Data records
↓↓↓

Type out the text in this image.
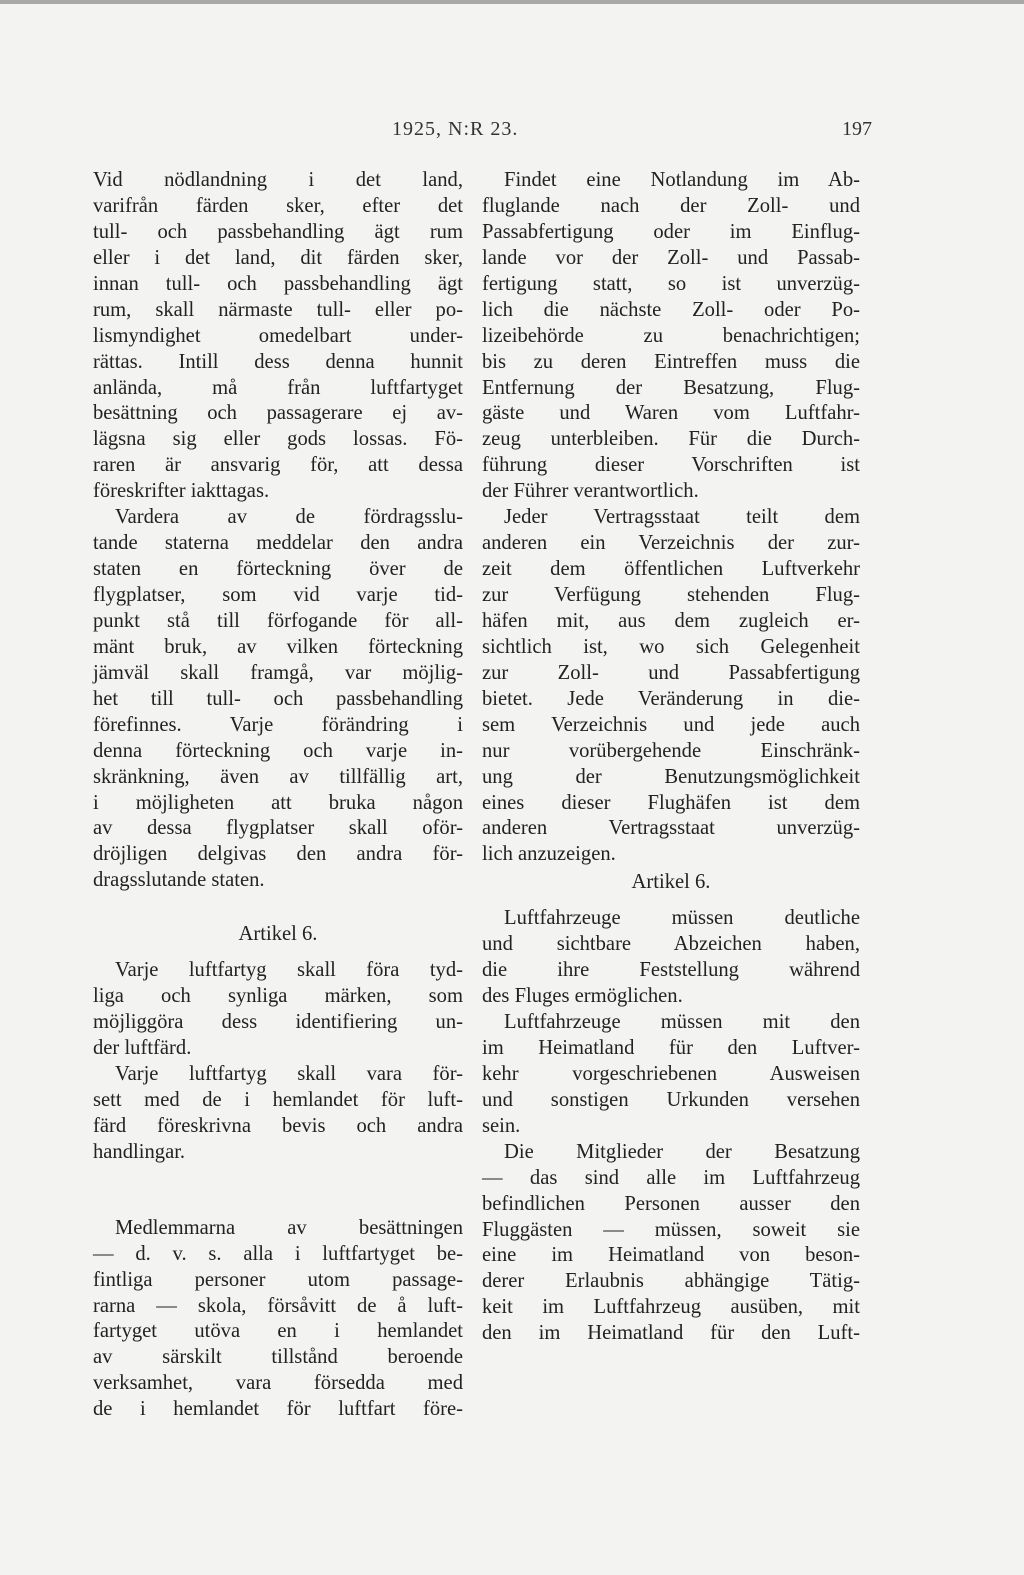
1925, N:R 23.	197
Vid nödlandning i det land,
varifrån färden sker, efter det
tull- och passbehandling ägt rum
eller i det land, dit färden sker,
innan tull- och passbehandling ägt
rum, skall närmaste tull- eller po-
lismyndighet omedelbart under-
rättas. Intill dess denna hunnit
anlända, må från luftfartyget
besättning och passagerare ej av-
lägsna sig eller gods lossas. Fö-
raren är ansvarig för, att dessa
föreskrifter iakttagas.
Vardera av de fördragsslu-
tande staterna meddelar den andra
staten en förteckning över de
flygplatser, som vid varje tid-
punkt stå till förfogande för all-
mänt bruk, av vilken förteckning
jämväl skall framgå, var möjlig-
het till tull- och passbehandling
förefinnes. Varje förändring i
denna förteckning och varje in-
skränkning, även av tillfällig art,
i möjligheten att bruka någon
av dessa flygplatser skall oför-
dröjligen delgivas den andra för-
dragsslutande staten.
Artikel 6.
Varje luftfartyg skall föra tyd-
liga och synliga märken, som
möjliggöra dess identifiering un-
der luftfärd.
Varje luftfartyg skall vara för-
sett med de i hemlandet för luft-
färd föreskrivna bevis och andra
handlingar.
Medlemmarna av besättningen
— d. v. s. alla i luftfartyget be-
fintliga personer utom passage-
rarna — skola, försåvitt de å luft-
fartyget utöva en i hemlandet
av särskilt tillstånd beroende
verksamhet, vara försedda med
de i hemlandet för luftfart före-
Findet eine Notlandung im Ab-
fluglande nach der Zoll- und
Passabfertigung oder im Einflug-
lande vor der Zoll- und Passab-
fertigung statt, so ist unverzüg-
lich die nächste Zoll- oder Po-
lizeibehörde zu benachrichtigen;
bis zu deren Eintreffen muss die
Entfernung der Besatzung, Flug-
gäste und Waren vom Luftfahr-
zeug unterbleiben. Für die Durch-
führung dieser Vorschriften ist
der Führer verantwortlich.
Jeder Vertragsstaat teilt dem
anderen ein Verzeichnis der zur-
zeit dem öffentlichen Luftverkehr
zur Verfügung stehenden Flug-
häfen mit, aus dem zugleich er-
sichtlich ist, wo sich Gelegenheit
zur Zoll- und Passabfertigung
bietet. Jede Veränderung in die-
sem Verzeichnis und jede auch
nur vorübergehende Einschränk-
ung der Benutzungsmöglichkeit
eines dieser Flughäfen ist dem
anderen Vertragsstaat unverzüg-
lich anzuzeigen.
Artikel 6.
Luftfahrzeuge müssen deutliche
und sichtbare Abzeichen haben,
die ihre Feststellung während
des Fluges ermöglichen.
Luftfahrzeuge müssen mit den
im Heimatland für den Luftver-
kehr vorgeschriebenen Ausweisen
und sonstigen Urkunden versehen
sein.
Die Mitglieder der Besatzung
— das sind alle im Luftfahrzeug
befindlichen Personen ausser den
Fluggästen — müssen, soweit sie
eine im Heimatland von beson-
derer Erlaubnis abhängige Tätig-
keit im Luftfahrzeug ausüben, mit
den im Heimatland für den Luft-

↑↑↑

**SET PROBLEM**.
Go through the entries above and print each one exactly, minus the pictures.

**COMPLETE OUTPUT**.
Type out the text in this image.
1925, N:R 23.	197
Vid nödlandning i det land,
varifrån färden sker, efter det
tull- och passbehandling ägt rum
eller i det land, dit färden sker,
innan tull- och passbehandling ägt
rum, skall närmaste tull- eller po-
lismyndighet omedelbart under-
rättas. Intill dess denna hunnit
anlända, må från luftfartyget
besättning och passagerare ej av-
lägsna sig eller gods lossas. Fö-
raren är ansvarig för, att dessa
föreskrifter iakttagas.
Vardera av de fördragsslu-
tande staterna meddelar den andra
staten en förteckning över de
flygplatser, som vid varje tid-
punkt stå till förfogande för all-
mänt bruk, av vilken förteckning
jämväl skall framgå, var möjlig-
het till tull- och passbehandling
förefinnes. Varje förändring i
denna förteckning och varje in-
skränkning, även av tillfällig art,
i möjligheten att bruka någon
av dessa flygplatser skall oför-
dröjligen delgivas den andra för-
dragsslutande staten.
Artikel 6.
Varje luftfartyg skall föra tyd-
liga och synliga märken, som
möjliggöra dess identifiering un-
der luftfärd.
Varje luftfartyg skall vara för-
sett med de i hemlandet för luft-
färd föreskrivna bevis och andra
handlingar.
Medlemmarna av besättningen
— d. v. s. alla i luftfartyget be-
fintliga personer utom passage-
rarna — skola, försåvitt de å luft-
fartyget utöva en i hemlandet
av särskilt tillstånd beroende
verksamhet, vara försedda med
de i hemlandet för luftfart före-
Findet eine Notlandung im Ab-
fluglande nach der Zoll- und
Passabfertigung oder im Einflug-
lande vor der Zoll- und Passab-
fertigung statt, so ist unverzüg-
lich die nächste Zoll- oder Po-
lizeibehörde zu benachrichtigen;
bis zu deren Eintreffen muss die
Entfernung der Besatzung, Flug-
gäste und Waren vom Luftfahr-
zeug unterbleiben. Für die Durch-
führung dieser Vorschriften ist
der Führer verantwortlich.
Jeder Vertragsstaat teilt dem
anderen ein Verzeichnis der zur-
zeit dem öffentlichen Luftverkehr
zur Verfügung stehenden Flug-
häfen mit, aus dem zugleich er-
sichtlich ist, wo sich Gelegenheit
zur Zoll- und Passabfertigung
bietet. Jede Veränderung in die-
sem Verzeichnis und jede auch
nur vorübergehende Einschränk-
ung der Benutzungsmöglichkeit
eines dieser Flughäfen ist dem
anderen Vertragsstaat unverzüg-
lich anzuzeigen.
Artikel 6.
Luftfahrzeuge müssen deutliche
und sichtbare Abzeichen haben,
die ihre Feststellung während
des Fluges ermöglichen.
Luftfahrzeuge müssen mit den
im Heimatland für den Luftver-
kehr vorgeschriebenen Ausweisen
und sonstigen Urkunden versehen
sein.
Die Mitglieder der Besatzung
— das sind alle im Luftfahrzeug
befindlichen Personen ausser den
Fluggästen — müssen, soweit sie
eine im Heimatland von beson-
derer Erlaubnis abhängige Tätig-
keit im Luftfahrzeug ausüben, mit
den im Heimatland für den Luft-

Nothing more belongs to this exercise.